** What to work on **
Set down the full listing exactly as given. Any pictures are to be left out.

** Task material **
<<<<
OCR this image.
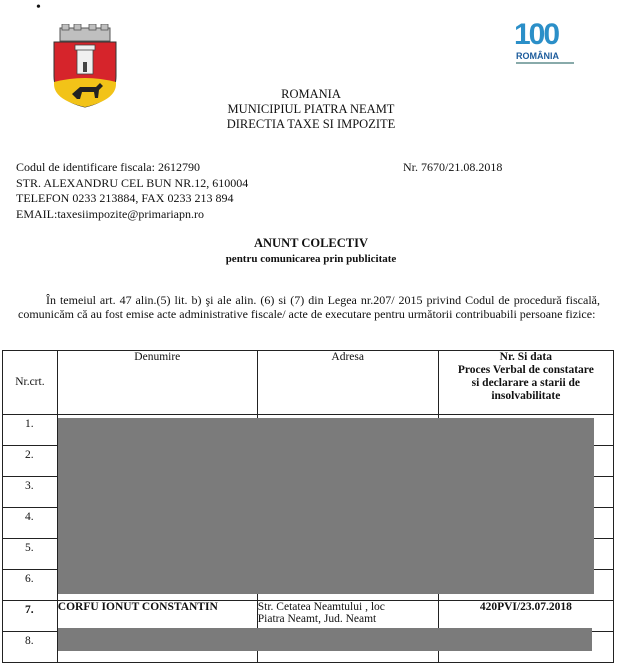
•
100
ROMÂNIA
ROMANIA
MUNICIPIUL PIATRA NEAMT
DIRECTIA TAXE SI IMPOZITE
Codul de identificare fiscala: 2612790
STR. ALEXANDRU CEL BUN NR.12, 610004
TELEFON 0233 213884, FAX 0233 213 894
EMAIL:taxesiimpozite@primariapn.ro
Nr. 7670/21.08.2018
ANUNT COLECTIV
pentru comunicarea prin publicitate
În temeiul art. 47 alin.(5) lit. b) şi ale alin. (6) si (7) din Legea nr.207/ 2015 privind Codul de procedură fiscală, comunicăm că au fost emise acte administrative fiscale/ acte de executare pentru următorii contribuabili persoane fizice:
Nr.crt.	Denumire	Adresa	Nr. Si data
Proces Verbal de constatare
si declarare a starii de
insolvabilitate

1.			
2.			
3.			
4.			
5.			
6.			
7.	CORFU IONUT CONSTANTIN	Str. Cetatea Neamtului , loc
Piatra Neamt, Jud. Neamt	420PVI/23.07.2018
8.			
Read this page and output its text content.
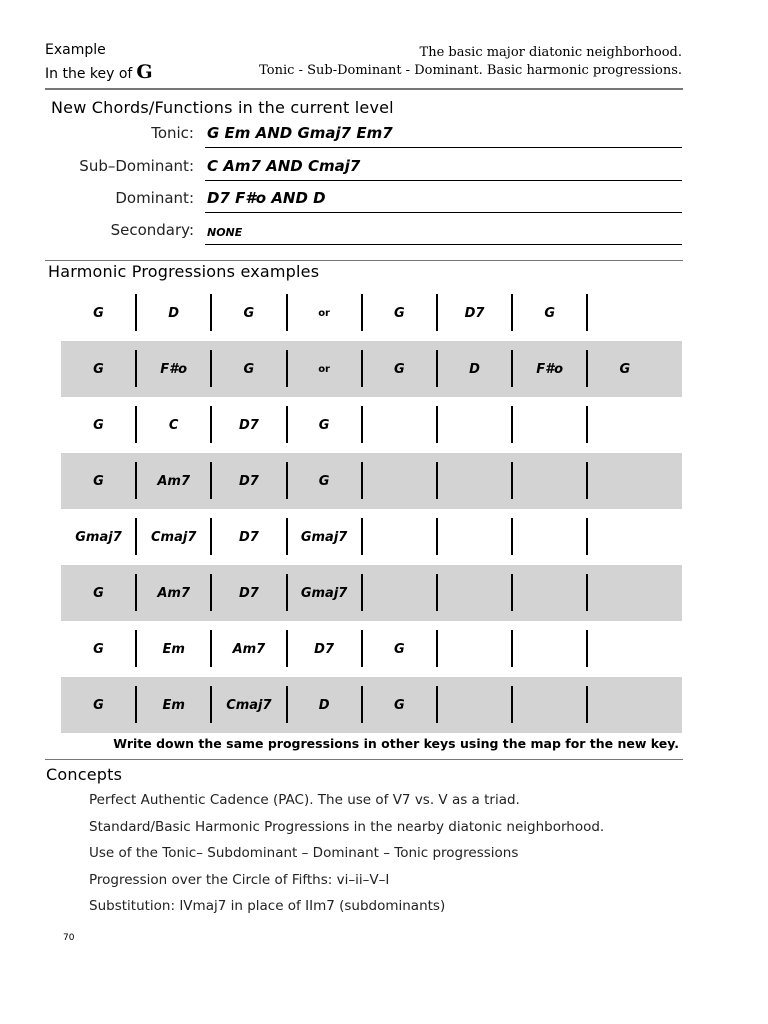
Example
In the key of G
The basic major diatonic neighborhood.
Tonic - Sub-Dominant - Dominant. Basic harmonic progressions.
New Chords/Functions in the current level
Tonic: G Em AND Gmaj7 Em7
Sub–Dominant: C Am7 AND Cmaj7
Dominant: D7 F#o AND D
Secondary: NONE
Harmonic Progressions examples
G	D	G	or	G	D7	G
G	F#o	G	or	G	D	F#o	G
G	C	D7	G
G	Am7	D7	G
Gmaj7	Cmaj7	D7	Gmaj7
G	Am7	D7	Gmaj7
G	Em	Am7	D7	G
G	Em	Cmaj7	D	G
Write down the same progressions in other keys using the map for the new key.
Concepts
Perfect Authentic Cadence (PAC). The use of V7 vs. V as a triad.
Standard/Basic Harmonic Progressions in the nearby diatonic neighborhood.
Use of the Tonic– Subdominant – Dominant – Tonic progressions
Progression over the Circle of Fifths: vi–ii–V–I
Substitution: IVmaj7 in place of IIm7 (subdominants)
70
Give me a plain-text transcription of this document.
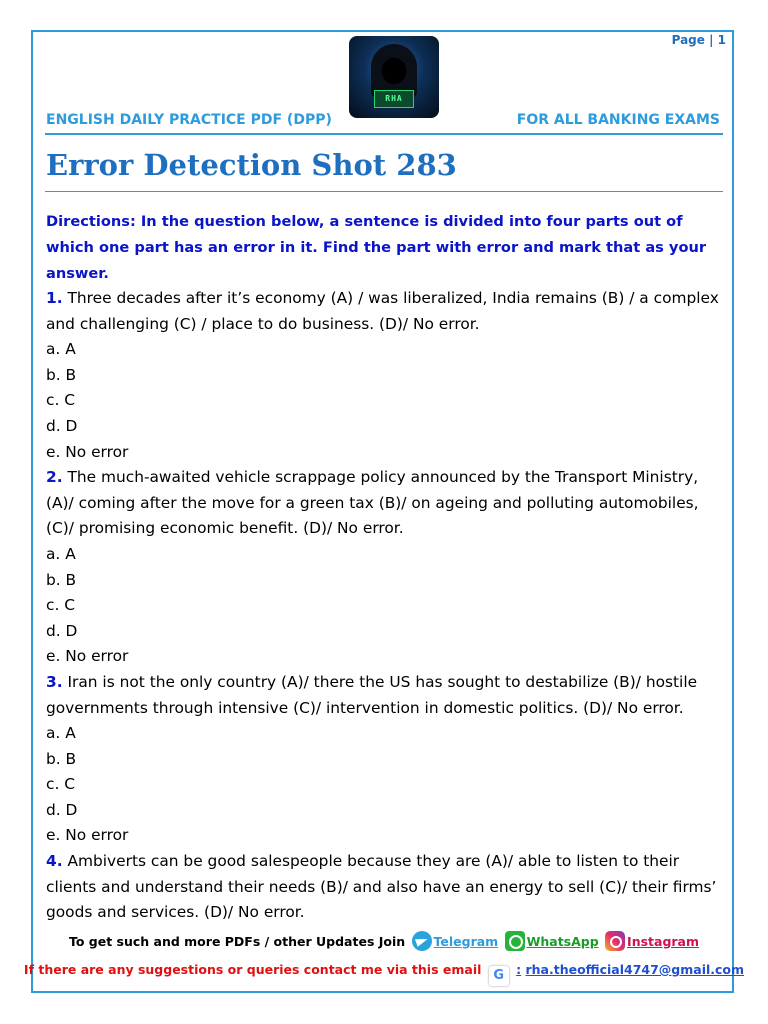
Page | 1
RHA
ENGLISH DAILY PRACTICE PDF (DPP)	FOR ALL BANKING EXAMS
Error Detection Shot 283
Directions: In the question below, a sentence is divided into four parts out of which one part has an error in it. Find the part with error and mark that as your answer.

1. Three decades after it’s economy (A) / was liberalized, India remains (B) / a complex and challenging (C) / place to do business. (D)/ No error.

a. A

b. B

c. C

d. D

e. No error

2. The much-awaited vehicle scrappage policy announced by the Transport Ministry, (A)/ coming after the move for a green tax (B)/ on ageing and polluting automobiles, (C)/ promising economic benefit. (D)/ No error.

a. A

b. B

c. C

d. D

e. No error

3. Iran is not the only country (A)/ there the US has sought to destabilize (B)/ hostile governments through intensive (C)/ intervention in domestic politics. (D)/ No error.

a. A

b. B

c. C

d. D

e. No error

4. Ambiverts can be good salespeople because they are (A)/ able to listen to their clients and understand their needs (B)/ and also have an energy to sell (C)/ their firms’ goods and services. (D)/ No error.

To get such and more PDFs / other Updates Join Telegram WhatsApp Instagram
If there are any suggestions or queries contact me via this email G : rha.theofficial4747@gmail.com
>>>>
** The solution **
OCR this image.
•
100
ROMÂNIA
ROMANIA
MUNICIPIUL PIATRA NEAMT
DIRECTIA TAXE SI IMPOZITE
Codul de identificare fiscala: 2612790
STR. ALEXANDRU CEL BUN NR.12, 610004
TELEFON 0233 213884, FAX 0233 213 894
EMAIL:taxesiimpozite@primariapn.ro
Nr. 7670/21.08.2018
ANUNT COLECTIV
pentru comunicarea prin publicitate
În temeiul art. 47 alin.(5) lit. b) şi ale alin. (6) si (7) din Legea nr.207/ 2015 privind Codul de procedură fiscală, comunicăm că au fost emise acte administrative fiscale/ acte de executare pentru următorii contribuabili persoane fizice:
Nr.crt.	Denumire	Adresa	Nr. Si data
Proces Verbal de constatare
si declarare a starii de
insolvabilitate

1.			
2.			
3.			
4.			
5.			
6.			
7.	CORFU IONUT CONSTANTIN	Str. Cetatea Neamtului , loc
Piatra Neamt, Jud. Neamt	420PVI/23.07.2018
8.			
Read this page and output its text content.
Example
In the key of G
The basic major diatonic neighborhood.
Tonic - Sub-Dominant - Dominant. Basic harmonic progressions.
New Chords/Functions in the current level
Tonic: G Em AND Gmaj7 Em7
Sub–Dominant: C Am7 AND Cmaj7
Dominant: D7 F#o AND D
Secondary: NONE
Harmonic Progressions examples
G	D	G	or	G	D7	G
G	F#o	G	or	G	D	F#o	G
G	C	D7	G
G	Am7	D7	G
Gmaj7	Cmaj7	D7	Gmaj7
G	Am7	D7	Gmaj7
G	Em	Am7	D7	G
G	Em	Cmaj7	D	G
Write down the same progressions in other keys using the map for the new key.
Concepts
Perfect Authentic Cadence (PAC). The use of V7 vs. V as a triad.
Standard/Basic Harmonic Progressions in the nearby diatonic neighborhood.
Use of the Tonic– Subdominant – Dominant – Tonic progressions
Progression over the Circle of Fifths: vi–ii–V–I
Substitution: IVmaj7 in place of IIm7 (subdominants)
70
Give me a plain-text transcription of this document.
Page | 1
RHA
ENGLISH DAILY PRACTICE PDF (DPP)	FOR ALL BANKING EXAMS
Error Detection Shot 283
Directions: In the question below, a sentence is divided into four parts out of which one part has an error in it. Find the part with error and mark that as your answer.

1. Three decades after it’s economy (A) / was liberalized, India remains (B) / a complex and challenging (C) / place to do business. (D)/ No error.

a. A

b. B

c. C

d. D

e. No error

2. The much-awaited vehicle scrappage policy announced by the Transport Ministry, (A)/ coming after the move for a green tax (B)/ on ageing and polluting automobiles, (C)/ promising economic benefit. (D)/ No error.

a. A

b. B

c. C

d. D

e. No error

3. Iran is not the only country (A)/ there the US has sought to destabilize (B)/ hostile governments through intensive (C)/ intervention in domestic politics. (D)/ No error.

a. A

b. B

c. C

d. D

e. No error

4. Ambiverts can be good salespeople because they are (A)/ able to listen to their clients and understand their needs (B)/ and also have an energy to sell (C)/ their firms’ goods and services. (D)/ No error.

To get such and more PDFs / other Updates Join Telegram WhatsApp Instagram
If there are any suggestions or queries contact me via this email G : rha.theofficial4747@gmail.com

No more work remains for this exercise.